WHAT IS ASKED: What is needed here is an exact copy of every entry.

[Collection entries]
▽
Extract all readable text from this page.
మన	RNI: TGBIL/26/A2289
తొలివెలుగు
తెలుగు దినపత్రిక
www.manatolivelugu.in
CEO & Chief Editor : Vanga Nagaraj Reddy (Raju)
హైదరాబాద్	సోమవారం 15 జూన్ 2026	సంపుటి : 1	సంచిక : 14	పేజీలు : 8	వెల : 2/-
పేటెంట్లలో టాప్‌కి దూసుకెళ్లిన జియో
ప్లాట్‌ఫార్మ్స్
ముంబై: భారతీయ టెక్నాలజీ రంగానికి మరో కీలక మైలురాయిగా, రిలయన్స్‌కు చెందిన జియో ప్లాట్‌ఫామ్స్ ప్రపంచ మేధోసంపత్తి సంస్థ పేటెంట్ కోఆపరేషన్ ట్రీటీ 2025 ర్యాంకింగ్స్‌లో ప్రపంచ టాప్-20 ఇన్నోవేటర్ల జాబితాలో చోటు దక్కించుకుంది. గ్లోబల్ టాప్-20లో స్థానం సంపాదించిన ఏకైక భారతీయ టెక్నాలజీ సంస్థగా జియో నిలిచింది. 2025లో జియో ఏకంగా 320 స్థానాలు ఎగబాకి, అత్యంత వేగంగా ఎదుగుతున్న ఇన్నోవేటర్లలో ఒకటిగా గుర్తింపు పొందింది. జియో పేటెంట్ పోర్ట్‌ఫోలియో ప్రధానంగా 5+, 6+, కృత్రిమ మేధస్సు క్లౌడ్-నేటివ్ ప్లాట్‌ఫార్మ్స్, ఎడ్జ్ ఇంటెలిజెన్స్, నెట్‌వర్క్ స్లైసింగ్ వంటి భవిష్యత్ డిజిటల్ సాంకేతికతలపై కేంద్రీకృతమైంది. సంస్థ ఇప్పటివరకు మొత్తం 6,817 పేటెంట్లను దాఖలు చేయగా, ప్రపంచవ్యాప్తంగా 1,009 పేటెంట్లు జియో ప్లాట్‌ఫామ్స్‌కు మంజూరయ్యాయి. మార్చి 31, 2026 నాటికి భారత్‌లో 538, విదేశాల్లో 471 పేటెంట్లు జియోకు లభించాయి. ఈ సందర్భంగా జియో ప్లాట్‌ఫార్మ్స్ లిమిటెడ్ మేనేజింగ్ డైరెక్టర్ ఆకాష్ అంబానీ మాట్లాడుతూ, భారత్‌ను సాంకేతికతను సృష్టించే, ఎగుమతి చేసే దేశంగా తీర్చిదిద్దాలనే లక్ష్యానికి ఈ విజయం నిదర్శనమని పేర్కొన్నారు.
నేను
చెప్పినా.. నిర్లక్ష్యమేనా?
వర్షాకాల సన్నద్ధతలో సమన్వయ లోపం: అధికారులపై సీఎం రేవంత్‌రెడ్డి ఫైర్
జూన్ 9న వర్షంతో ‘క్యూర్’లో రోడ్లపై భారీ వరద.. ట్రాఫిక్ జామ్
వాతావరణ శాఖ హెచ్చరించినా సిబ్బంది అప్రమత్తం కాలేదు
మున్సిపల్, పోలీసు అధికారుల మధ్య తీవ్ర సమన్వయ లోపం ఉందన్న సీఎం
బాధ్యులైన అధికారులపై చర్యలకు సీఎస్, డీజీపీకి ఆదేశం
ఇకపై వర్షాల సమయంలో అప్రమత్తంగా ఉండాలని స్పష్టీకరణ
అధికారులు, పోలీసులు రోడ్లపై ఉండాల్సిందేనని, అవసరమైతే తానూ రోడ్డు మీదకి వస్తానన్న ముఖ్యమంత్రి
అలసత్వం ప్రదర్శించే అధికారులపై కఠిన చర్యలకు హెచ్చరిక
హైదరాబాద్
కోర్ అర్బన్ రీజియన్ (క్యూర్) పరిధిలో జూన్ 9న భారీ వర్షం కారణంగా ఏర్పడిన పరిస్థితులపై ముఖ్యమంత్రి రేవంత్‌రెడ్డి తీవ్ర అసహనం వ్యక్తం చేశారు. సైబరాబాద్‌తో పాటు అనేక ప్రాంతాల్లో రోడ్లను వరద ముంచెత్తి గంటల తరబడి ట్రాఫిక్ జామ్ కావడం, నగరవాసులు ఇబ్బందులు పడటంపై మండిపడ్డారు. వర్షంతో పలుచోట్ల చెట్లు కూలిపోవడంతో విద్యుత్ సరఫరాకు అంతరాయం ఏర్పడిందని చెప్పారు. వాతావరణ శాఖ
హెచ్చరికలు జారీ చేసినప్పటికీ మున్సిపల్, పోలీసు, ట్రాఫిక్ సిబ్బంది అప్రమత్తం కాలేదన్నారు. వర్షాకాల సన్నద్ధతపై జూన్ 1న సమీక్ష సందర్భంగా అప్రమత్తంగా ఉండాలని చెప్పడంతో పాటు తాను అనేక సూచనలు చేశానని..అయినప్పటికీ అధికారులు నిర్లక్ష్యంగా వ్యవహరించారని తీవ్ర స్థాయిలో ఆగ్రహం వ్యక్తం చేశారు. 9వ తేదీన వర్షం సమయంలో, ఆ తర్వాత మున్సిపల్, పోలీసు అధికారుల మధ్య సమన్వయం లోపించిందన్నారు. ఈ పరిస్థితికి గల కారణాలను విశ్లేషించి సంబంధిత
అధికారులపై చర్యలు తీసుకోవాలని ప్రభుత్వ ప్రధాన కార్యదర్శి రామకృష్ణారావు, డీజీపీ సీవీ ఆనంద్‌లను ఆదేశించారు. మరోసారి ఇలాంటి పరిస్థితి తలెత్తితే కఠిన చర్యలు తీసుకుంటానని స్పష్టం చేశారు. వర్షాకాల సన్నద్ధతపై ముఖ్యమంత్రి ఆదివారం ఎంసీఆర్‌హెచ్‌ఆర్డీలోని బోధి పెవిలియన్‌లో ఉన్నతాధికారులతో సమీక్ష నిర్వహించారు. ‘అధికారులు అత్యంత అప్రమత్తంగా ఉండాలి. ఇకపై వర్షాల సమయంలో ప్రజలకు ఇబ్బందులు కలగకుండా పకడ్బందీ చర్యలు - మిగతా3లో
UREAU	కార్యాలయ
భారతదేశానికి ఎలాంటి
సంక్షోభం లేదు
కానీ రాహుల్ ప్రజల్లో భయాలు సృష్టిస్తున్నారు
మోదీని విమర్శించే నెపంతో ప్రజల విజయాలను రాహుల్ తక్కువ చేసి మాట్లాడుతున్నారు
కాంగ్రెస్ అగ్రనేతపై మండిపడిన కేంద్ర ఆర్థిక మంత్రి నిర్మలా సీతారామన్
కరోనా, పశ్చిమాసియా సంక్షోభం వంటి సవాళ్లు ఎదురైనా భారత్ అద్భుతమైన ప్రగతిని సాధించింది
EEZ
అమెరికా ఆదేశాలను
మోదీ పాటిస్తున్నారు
△
CORRECT RESULT:
Extract all readable text from this page.
మన	RNI: TGBIL/26/A2289
తొలివెలుగు
తెలుగు దినపత్రిక
www.manatolivelugu.in
CEO & Chief Editor : Vanga Nagaraj Reddy (Raju)
హైదరాబాద్	సోమవారం 15 జూన్ 2026	సంపుటి : 1	సంచిక : 14	పేజీలు : 8	వెల : 2/-
పేటెంట్లలో టాప్‌కి దూసుకెళ్లిన జియో
ప్లాట్‌ఫార్మ్స్
ముంబై: భారతీయ టెక్నాలజీ రంగానికి మరో కీలక మైలురాయిగా, రిలయన్స్‌కు చెందిన జియో ప్లాట్‌ఫామ్స్ ప్రపంచ మేధోసంపత్తి సంస్థ పేటెంట్ కోఆపరేషన్ ట్రీటీ 2025 ర్యాంకింగ్స్‌లో ప్రపంచ టాప్-20 ఇన్నోవేటర్ల జాబితాలో చోటు దక్కించుకుంది. గ్లోబల్ టాప్-20లో స్థానం సంపాదించిన ఏకైక భారతీయ టెక్నాలజీ సంస్థగా జియో నిలిచింది. 2025లో జియో ఏకంగా 320 స్థానాలు ఎగబాకి, అత్యంత వేగంగా ఎదుగుతున్న ఇన్నోవేటర్లలో ఒకటిగా గుర్తింపు పొందింది. జియో పేటెంట్ పోర్ట్‌ఫోలియో ప్రధానంగా 5+, 6+, కృత్రిమ మేధస్సు క్లౌడ్-నేటివ్ ప్లాట్‌ఫార్మ్స్, ఎడ్జ్ ఇంటెలిజెన్స్, నెట్‌వర్క్ స్లైసింగ్ వంటి భవిష్యత్ డిజిటల్ సాంకేతికతలపై కేంద్రీకృతమైంది. సంస్థ ఇప్పటివరకు మొత్తం 6,817 పేటెంట్లను దాఖలు చేయగా, ప్రపంచవ్యాప్తంగా 1,009 పేటెంట్లు జియో ప్లాట్‌ఫామ్స్‌కు మంజూరయ్యాయి. మార్చి 31, 2026 నాటికి భారత్‌లో 538, విదేశాల్లో 471 పేటెంట్లు జియోకు లభించాయి. ఈ సందర్భంగా జియో ప్లాట్‌ఫార్మ్స్ లిమిటెడ్ మేనేజింగ్ డైరెక్టర్ ఆకాష్ అంబానీ మాట్లాడుతూ, భారత్‌ను సాంకేతికతను సృష్టించే, ఎగుమతి చేసే దేశంగా తీర్చిదిద్దాలనే లక్ష్యానికి ఈ విజయం నిదర్శనమని పేర్కొన్నారు.
నేను
చెప్పినా.. నిర్లక్ష్యమేనా?
వర్షాకాల సన్నద్ధతలో సమన్వయ లోపం: అధికారులపై సీఎం రేవంత్‌రెడ్డి ఫైర్
జూన్ 9న వర్షంతో ‘క్యూర్’లో రోడ్లపై భారీ వరద.. ట్రాఫిక్ జామ్
వాతావరణ శాఖ హెచ్చరించినా సిబ్బంది అప్రమత్తం కాలేదు
మున్సిపల్, పోలీసు అధికారుల మధ్య తీవ్ర సమన్వయ లోపం ఉందన్న సీఎం
బాధ్యులైన అధికారులపై చర్యలకు సీఎస్, డీజీపీకి ఆదేశం
ఇకపై వర్షాల సమయంలో అప్రమత్తంగా ఉండాలని స్పష్టీకరణ
అధికారులు, పోలీసులు రోడ్లపై ఉండాల్సిందేనని, అవసరమైతే తానూ రోడ్డు మీదకి వస్తానన్న ముఖ్యమంత్రి
అలసత్వం ప్రదర్శించే అధికారులపై కఠిన చర్యలకు హెచ్చరిక
హైదరాబాద్
కోర్ అర్బన్ రీజియన్ (క్యూర్) పరిధిలో జూన్ 9న భారీ వర్షం కారణంగా ఏర్పడిన పరిస్థితులపై ముఖ్యమంత్రి రేవంత్‌రెడ్డి తీవ్ర అసహనం వ్యక్తం చేశారు. సైబరాబాద్‌తో పాటు అనేక ప్రాంతాల్లో రోడ్లను వరద ముంచెత్తి గంటల తరబడి ట్రాఫిక్ జామ్ కావడం, నగరవాసులు ఇబ్బందులు పడటంపై మండిపడ్డారు. వర్షంతో పలుచోట్ల చెట్లు కూలిపోవడంతో విద్యుత్ సరఫరాకు అంతరాయం ఏర్పడిందని చెప్పారు. వాతావరణ శాఖ
హెచ్చరికలు జారీ చేసినప్పటికీ మున్సిపల్, పోలీసు, ట్రాఫిక్ సిబ్బంది అప్రమత్తం కాలేదన్నారు. వర్షాకాల సన్నద్ధతపై జూన్ 1న సమీక్ష సందర్భంగా అప్రమత్తంగా ఉండాలని చెప్పడంతో పాటు తాను అనేక సూచనలు చేశానని..అయినప్పటికీ అధికారులు నిర్లక్ష్యంగా వ్యవహరించారని తీవ్ర స్థాయిలో ఆగ్రహం వ్యక్తం చేశారు. 9వ తేదీన వర్షం సమయంలో, ఆ తర్వాత మున్సిపల్, పోలీసు అధికారుల మధ్య సమన్వయం లోపించిందన్నారు. ఈ పరిస్థితికి గల కారణాలను విశ్లేషించి సంబంధిత
అధికారులపై చర్యలు తీసుకోవాలని ప్రభుత్వ ప్రధాన కార్యదర్శి రామకృష్ణారావు, డీజీపీ సీవీ ఆనంద్‌లను ఆదేశించారు. మరోసారి ఇలాంటి పరిస్థితి తలెత్తితే కఠిన చర్యలు తీసుకుంటానని స్పష్టం చేశారు. వర్షాకాల సన్నద్ధతపై ముఖ్యమంత్రి ఆదివారం ఎంసీఆర్‌హెచ్‌ఆర్డీలోని బోధి పెవిలియన్‌లో ఉన్నతాధికారులతో సమీక్ష నిర్వహించారు. ‘అధికారులు అత్యంత అప్రమత్తంగా ఉండాలి. ఇకపై వర్షాల సమయంలో ప్రజలకు ఇబ్బందులు కలగకుండా పకడ్బందీ చర్యలు - మిగతా3లో
UREAU	కార్యాలయ
భారతదేశానికి ఎలాంటి
సంక్షోభం లేదు
కానీ రాహుల్ ప్రజల్లో భయాలు సృష్టిస్తున్నారు
మోదీని విమర్శించే నెపంతో ప్రజల విజయాలను రాహుల్ తక్కువ చేసి మాట్లాడుతున్నారు
కాంగ్రెస్ అగ్రనేతపై మండిపడిన కేంద్ర ఆర్థిక మంత్రి నిర్మలా సీతారామన్
కరోనా, పశ్చిమాసియా సంక్షోభం వంటి సవాళ్లు ఎదురైనా భారత్ అద్భుతమైన ప్రగతిని సాధించింది
EEZ
అమెరికా ఆదేశాలను
మోదీ పాటిస్తున్నారు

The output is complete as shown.